● What to do:
Do not include the pictures; repeat the rest of the data exactly.

● Records for processing:
— START —

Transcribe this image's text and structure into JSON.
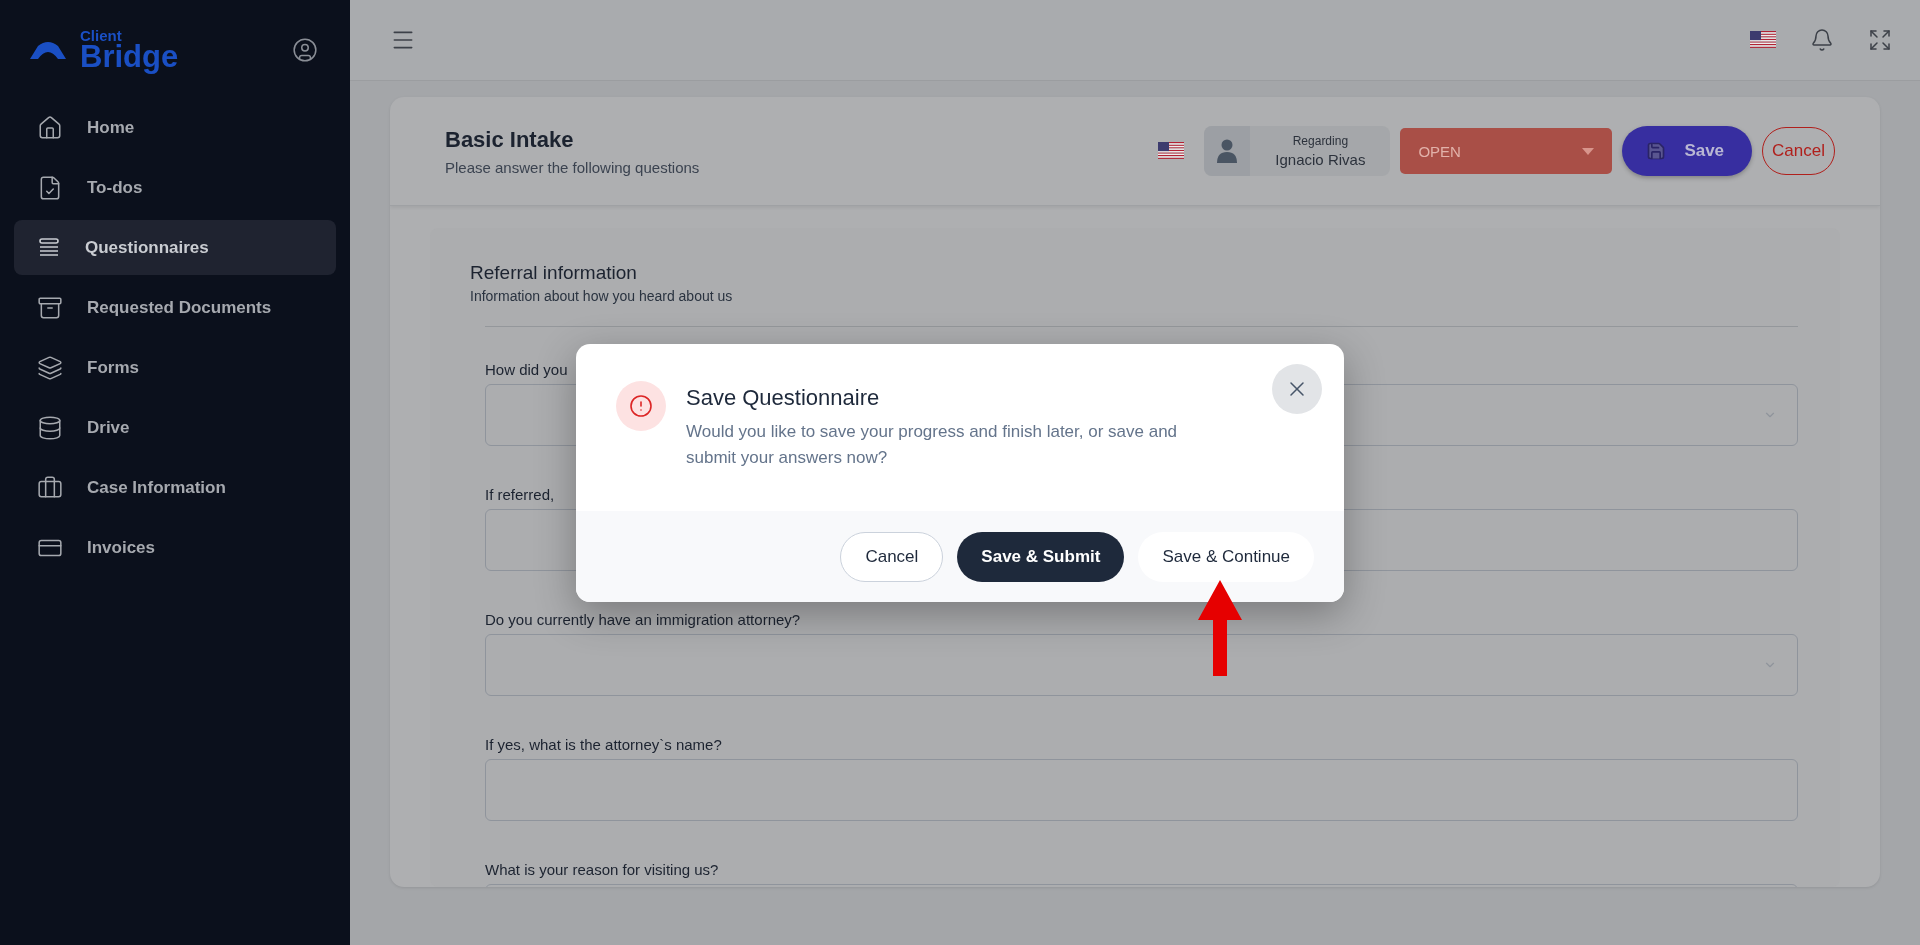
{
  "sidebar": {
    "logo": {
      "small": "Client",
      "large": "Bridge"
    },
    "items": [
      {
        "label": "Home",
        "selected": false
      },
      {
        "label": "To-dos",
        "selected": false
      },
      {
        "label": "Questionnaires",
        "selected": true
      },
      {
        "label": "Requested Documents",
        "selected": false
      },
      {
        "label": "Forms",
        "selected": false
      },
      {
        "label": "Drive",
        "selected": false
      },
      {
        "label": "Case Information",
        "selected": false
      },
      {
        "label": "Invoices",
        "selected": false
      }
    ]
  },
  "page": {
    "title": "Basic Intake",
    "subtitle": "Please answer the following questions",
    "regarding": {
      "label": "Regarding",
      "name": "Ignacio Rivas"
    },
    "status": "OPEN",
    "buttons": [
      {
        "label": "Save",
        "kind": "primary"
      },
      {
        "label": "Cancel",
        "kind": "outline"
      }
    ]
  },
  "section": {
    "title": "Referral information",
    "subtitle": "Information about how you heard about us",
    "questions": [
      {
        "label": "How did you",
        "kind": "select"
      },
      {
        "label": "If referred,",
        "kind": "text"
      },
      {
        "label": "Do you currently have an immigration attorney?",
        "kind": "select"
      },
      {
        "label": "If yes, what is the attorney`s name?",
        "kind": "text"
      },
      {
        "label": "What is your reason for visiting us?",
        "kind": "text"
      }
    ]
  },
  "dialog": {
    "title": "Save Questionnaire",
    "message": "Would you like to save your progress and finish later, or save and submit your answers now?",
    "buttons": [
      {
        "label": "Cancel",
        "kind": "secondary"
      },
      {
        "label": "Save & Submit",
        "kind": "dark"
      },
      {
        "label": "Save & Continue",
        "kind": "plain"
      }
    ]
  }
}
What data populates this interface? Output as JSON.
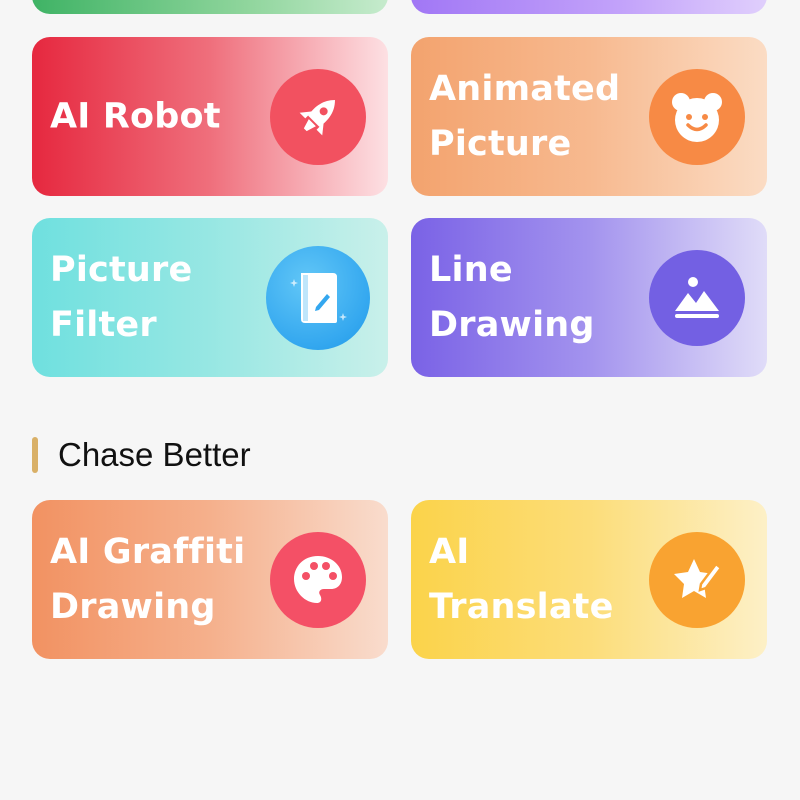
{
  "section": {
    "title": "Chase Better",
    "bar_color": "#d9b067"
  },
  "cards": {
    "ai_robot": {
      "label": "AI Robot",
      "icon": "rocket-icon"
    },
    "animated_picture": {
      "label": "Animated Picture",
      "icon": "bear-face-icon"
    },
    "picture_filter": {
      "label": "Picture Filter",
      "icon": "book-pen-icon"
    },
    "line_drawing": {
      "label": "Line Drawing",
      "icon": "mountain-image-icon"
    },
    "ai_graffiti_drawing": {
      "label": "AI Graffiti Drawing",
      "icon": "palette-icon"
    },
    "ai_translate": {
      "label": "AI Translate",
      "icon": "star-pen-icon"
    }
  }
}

— END —

● The solution:
Transcribe this image's text and structure into JSON.
{
  "sidebar": {
    "logo": {
      "small": "Client",
      "large": "Bridge"
    },
    "items": [
      {
        "label": "Home",
        "selected": false
      },
      {
        "label": "To-dos",
        "selected": false
      },
      {
        "label": "Questionnaires",
        "selected": true
      },
      {
        "label": "Requested Documents",
        "selected": false
      },
      {
        "label": "Forms",
        "selected": false
      },
      {
        "label": "Drive",
        "selected": false
      },
      {
        "label": "Case Information",
        "selected": false
      },
      {
        "label": "Invoices",
        "selected": false
      }
    ]
  },
  "page": {
    "title": "Basic Intake",
    "subtitle": "Please answer the following questions",
    "regarding": {
      "label": "Regarding",
      "name": "Ignacio Rivas"
    },
    "status": "OPEN",
    "buttons": [
      {
        "label": "Save",
        "kind": "primary"
      },
      {
        "label": "Cancel",
        "kind": "outline"
      }
    ]
  },
  "section": {
    "title": "Referral information",
    "subtitle": "Information about how you heard about us",
    "questions": [
      {
        "label": "How did you",
        "kind": "select"
      },
      {
        "label": "If referred,",
        "kind": "text"
      },
      {
        "label": "Do you currently have an immigration attorney?",
        "kind": "select"
      },
      {
        "label": "If yes, what is the attorney`s name?",
        "kind": "text"
      },
      {
        "label": "What is your reason for visiting us?",
        "kind": "text"
      }
    ]
  },
  "dialog": {
    "title": "Save Questionnaire",
    "message": "Would you like to save your progress and finish later, or save and submit your answers now?",
    "buttons": [
      {
        "label": "Cancel",
        "kind": "secondary"
      },
      {
        "label": "Save & Submit",
        "kind": "dark"
      },
      {
        "label": "Save & Continue",
        "kind": "plain"
      }
    ]
  }
}
What data populates this interface? Output as JSON.
{
  "section": {
    "title": "Chase Better",
    "bar_color": "#d9b067"
  },
  "cards": {
    "ai_robot": {
      "label": "AI Robot",
      "icon": "rocket-icon"
    },
    "animated_picture": {
      "label": "Animated Picture",
      "icon": "bear-face-icon"
    },
    "picture_filter": {
      "label": "Picture Filter",
      "icon": "book-pen-icon"
    },
    "line_drawing": {
      "label": "Line Drawing",
      "icon": "mountain-image-icon"
    },
    "ai_graffiti_drawing": {
      "label": "AI Graffiti Drawing",
      "icon": "palette-icon"
    },
    "ai_translate": {
      "label": "AI Translate",
      "icon": "star-pen-icon"
    }
  }
}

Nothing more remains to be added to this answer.